▶ **Description of the task**
Find the lines that contain the word "следующего" and copy each one.

━━━━━━

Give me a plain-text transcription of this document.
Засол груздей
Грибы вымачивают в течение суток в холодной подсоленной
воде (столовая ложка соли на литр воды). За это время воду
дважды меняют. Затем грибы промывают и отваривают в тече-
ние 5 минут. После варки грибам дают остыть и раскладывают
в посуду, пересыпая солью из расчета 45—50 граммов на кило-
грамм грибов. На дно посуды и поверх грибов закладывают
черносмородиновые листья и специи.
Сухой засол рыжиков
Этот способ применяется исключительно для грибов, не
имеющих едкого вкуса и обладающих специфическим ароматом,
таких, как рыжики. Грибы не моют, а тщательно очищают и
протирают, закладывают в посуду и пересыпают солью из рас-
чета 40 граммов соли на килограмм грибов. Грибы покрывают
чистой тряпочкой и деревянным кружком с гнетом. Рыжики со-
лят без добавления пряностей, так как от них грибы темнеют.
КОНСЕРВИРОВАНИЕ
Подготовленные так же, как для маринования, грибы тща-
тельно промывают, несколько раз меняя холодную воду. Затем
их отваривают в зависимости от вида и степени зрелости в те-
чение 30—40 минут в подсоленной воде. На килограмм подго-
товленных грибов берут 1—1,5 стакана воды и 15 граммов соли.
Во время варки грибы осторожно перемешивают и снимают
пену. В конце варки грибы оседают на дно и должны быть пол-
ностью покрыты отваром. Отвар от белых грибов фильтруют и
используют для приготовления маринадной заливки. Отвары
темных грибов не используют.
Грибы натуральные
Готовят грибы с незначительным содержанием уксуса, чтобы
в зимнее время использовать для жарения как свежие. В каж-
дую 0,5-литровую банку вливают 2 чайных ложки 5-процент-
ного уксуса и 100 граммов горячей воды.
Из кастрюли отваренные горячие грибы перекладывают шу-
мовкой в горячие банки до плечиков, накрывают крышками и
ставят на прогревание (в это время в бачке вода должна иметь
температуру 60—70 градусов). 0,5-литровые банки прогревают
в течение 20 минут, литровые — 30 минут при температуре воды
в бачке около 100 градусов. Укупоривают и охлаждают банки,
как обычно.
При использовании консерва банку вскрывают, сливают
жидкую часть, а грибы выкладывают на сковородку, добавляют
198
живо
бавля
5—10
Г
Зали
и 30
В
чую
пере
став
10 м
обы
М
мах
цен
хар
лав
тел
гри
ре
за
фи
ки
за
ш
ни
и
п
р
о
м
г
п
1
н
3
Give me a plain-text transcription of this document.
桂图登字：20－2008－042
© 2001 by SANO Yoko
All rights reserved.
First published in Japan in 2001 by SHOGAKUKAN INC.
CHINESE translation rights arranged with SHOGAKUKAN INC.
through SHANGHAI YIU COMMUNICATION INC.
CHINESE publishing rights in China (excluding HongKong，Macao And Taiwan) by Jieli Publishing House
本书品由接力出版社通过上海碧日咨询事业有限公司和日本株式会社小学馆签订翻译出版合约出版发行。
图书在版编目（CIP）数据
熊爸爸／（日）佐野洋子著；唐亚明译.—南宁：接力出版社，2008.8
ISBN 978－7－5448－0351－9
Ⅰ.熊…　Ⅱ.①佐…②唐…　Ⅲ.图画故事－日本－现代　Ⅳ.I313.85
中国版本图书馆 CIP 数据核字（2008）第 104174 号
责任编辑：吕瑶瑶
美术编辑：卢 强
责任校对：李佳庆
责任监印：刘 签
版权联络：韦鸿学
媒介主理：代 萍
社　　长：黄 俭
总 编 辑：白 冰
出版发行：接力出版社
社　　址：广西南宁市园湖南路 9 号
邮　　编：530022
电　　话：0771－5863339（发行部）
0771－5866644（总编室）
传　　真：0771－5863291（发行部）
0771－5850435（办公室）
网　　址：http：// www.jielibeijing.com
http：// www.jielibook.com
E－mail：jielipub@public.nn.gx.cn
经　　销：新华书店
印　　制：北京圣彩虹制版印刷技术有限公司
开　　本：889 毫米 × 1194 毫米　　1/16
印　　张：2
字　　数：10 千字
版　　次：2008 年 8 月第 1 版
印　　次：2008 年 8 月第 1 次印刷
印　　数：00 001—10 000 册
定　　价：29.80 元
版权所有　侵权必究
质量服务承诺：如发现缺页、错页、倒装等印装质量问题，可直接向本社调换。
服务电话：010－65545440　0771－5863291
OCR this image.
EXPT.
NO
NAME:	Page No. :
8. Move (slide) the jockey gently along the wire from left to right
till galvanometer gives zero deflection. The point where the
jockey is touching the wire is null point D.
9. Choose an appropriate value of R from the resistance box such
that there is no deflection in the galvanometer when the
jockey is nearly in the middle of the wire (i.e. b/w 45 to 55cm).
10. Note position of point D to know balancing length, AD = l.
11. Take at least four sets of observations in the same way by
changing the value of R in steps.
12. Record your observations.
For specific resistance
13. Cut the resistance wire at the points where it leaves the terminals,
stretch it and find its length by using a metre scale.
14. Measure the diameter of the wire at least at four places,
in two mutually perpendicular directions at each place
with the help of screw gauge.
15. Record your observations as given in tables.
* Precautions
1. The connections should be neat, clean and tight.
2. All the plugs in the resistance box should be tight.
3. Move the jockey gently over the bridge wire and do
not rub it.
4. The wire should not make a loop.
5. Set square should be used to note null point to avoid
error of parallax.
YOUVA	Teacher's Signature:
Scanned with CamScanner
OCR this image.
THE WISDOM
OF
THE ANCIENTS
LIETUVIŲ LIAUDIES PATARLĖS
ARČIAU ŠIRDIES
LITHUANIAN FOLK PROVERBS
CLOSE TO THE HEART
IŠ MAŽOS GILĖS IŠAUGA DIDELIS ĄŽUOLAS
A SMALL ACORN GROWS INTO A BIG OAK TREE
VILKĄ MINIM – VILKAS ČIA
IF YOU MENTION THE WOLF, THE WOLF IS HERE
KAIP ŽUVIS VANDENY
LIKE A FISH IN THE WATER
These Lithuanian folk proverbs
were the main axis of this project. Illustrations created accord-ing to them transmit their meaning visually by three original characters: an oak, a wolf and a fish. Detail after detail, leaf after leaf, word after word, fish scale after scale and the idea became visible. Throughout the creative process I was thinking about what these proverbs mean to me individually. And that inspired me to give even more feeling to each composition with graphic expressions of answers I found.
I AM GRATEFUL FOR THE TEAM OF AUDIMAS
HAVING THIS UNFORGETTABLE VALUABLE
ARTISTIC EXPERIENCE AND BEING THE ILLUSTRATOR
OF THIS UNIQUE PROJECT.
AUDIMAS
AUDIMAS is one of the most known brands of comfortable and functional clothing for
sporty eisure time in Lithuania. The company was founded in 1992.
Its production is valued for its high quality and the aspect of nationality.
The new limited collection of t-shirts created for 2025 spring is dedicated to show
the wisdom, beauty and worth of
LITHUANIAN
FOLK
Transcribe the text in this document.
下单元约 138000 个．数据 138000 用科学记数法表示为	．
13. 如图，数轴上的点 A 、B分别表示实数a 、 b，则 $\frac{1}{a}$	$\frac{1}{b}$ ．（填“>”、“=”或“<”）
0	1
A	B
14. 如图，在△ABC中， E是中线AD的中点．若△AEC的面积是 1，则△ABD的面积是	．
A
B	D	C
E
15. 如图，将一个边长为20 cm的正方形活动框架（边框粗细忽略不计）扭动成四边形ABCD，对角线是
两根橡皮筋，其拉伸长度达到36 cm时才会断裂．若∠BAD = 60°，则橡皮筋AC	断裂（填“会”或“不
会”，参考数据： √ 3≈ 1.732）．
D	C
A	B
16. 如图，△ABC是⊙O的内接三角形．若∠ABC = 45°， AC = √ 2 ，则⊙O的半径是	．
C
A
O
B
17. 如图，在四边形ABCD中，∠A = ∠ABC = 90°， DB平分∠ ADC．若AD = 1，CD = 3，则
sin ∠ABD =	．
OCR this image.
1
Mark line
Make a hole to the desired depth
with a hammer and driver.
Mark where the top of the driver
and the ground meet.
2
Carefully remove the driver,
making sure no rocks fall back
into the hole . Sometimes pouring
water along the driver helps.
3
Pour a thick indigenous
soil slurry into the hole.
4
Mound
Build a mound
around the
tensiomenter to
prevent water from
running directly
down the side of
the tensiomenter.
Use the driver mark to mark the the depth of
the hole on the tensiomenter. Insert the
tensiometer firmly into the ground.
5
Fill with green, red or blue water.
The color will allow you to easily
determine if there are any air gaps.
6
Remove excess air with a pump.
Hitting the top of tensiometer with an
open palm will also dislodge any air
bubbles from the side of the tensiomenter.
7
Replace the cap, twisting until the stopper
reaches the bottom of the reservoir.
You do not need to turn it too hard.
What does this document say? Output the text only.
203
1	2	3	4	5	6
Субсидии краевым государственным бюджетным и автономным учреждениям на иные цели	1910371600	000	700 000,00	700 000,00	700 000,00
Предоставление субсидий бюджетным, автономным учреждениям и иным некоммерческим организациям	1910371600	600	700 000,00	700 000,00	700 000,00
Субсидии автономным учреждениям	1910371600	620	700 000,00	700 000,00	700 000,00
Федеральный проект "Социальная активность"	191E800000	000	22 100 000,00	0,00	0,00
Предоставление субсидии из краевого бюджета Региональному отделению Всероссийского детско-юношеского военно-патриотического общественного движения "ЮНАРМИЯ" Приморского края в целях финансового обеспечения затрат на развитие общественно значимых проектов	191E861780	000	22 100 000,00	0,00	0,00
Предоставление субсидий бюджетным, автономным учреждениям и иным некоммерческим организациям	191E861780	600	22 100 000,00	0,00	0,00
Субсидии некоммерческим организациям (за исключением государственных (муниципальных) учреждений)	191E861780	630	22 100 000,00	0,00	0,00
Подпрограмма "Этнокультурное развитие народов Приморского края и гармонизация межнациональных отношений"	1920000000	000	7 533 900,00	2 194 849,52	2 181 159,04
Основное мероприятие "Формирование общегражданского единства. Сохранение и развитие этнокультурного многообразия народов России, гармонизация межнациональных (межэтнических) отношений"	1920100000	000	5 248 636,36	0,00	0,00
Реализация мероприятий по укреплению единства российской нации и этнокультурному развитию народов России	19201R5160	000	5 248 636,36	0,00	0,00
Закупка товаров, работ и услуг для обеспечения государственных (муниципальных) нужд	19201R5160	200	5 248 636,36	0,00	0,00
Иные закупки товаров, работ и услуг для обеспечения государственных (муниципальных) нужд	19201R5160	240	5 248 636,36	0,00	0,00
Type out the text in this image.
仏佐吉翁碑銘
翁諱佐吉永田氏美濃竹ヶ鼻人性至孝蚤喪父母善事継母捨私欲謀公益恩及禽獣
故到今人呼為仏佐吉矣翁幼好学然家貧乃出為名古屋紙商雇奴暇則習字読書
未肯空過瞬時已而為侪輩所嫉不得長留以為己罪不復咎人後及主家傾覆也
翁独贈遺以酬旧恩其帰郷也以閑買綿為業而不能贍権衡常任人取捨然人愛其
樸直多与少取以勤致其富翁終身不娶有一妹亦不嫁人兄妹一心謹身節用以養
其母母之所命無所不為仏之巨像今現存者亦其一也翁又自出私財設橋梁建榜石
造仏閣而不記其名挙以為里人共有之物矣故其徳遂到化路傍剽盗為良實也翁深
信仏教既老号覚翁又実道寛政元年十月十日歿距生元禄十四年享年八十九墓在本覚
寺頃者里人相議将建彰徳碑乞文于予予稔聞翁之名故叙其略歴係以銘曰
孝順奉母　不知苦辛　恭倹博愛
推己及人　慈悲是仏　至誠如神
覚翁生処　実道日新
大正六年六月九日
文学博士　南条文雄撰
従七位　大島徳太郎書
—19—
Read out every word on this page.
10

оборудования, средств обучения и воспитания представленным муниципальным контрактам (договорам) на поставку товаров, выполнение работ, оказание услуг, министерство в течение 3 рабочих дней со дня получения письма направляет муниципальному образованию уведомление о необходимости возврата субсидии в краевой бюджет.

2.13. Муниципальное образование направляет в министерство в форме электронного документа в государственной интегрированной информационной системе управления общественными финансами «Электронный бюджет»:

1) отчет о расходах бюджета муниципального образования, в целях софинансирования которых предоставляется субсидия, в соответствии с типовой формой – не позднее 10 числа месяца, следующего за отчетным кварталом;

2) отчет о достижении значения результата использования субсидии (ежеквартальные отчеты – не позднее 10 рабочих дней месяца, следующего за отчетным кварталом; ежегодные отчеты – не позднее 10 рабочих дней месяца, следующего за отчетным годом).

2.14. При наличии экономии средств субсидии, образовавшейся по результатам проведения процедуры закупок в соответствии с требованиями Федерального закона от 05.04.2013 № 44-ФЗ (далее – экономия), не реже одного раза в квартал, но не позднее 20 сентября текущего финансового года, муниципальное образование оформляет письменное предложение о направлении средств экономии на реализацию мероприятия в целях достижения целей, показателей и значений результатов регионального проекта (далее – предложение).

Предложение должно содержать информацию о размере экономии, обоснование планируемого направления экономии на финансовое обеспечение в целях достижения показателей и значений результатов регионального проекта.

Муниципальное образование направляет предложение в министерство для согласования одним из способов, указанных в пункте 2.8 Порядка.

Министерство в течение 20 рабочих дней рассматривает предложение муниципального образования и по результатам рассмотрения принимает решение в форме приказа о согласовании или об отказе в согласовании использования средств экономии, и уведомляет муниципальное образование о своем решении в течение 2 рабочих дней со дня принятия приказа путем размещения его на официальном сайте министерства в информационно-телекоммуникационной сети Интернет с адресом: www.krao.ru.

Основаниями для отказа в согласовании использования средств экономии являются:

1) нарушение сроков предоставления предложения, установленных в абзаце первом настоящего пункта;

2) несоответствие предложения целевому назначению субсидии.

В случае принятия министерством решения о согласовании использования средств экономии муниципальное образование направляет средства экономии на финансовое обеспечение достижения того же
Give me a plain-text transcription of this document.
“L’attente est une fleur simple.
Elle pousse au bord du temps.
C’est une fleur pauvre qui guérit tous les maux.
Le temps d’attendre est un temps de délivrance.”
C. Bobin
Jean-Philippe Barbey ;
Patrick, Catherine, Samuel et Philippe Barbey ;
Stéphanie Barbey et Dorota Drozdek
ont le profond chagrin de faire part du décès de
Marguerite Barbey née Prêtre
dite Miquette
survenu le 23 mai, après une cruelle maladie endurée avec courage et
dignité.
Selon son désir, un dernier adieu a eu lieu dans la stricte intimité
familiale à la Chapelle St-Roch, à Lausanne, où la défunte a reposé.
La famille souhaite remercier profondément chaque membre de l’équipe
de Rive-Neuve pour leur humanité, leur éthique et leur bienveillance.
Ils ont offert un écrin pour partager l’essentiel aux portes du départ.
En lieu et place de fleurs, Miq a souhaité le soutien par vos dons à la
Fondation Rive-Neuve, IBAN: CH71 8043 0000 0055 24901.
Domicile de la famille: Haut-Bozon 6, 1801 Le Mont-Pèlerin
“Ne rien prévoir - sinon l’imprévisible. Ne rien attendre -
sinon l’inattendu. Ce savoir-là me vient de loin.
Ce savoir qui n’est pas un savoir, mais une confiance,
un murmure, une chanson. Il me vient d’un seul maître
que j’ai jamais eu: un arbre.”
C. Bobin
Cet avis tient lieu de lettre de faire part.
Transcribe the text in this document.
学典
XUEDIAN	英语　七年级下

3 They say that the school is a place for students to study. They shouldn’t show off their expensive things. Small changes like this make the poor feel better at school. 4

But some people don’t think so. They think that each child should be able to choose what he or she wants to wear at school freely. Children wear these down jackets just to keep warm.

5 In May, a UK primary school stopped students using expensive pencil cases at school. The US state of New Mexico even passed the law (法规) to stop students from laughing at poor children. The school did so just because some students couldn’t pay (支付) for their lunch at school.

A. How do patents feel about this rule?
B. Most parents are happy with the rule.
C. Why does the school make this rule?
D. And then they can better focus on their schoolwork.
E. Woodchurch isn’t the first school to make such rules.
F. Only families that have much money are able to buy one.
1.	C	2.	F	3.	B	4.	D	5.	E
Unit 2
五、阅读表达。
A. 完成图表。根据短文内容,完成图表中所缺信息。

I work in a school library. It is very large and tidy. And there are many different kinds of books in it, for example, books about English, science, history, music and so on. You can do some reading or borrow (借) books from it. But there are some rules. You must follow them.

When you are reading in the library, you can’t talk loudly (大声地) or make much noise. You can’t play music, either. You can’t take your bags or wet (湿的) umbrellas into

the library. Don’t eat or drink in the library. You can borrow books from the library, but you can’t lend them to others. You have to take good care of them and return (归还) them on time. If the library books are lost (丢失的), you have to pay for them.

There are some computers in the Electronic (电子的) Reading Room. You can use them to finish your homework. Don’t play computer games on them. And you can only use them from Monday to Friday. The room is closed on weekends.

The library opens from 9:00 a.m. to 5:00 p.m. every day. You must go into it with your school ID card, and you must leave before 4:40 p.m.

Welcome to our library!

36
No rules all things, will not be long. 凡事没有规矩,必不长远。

━━━━━━

▶ **Written solution**
1) отчет о расходах бюджета муниципального образования, в целях софинансирования которых предоставляется субсидия, в соответствии с типовой формой – не позднее 10 числа месяца, следующего за отчетным кварталом;
2) отчет о достижении значения результата использования субсидии (ежеквартальные отчеты – не позднее 10 рабочих дней месяца, следующего за отчетным кварталом; ежегодные отчеты – не позднее 10 рабочих дней месяца, следующего за отчетным годом).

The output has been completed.